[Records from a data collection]
========
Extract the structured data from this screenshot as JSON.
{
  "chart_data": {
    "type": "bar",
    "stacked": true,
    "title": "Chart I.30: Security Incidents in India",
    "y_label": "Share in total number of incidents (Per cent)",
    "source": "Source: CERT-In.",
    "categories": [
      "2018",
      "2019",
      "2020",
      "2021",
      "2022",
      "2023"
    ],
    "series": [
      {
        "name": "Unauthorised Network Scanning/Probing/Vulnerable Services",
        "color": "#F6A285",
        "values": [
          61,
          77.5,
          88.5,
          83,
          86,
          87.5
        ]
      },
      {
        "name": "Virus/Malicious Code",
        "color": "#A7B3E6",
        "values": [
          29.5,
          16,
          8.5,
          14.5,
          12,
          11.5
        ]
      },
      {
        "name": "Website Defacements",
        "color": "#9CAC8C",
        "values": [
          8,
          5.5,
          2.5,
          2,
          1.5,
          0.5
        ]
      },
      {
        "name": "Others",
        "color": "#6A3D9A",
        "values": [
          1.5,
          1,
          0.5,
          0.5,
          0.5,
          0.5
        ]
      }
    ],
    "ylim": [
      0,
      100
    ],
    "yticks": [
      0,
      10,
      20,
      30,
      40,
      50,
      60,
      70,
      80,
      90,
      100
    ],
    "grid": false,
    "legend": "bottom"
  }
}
========
# [Problem]
Your task is to copy all of the entries exactly.

# [Task response]
Extract the structured data from this screenshot as JSON.
{
  "chart_data": {
    "type": "bar",
    "stacked": true,
    "title": "Chart I.30: Security Incidents in India",
    "y_label": "Share in total number of incidents (Per cent)",
    "source": "Source: CERT-In.",
    "categories": [
      "2018",
      "2019",
      "2020",
      "2021",
      "2022",
      "2023"
    ],
    "series": [
      {
        "name": "Unauthorised Network Scanning/Probing/Vulnerable Services",
        "color": "#F6A285",
        "values": [
          61,
          77.5,
          88.5,
          83,
          86,
          87.5
        ]
      },
      {
        "name": "Virus/Malicious Code",
        "color": "#A7B3E6",
        "values": [
          29.5,
          16,
          8.5,
          14.5,
          12,
          11.5
        ]
      },
      {
        "name": "Website Defacements",
        "color": "#9CAC8C",
        "values": [
          8,
          5.5,
          2.5,
          2,
          1.5,
          0.5
        ]
      },
      {
        "name": "Others",
        "color": "#6A3D9A",
        "values": [
          1.5,
          1,
          0.5,
          0.5,
          0.5,
          0.5
        ]
      }
    ],
    "ylim": [
      0,
      100
    ],
    "yticks": [
      0,
      10,
      20,
      30,
      40,
      50,
      60,
      70,
      80,
      90,
      100
    ],
    "grid": false,
    "legend": "bottom"
  }
}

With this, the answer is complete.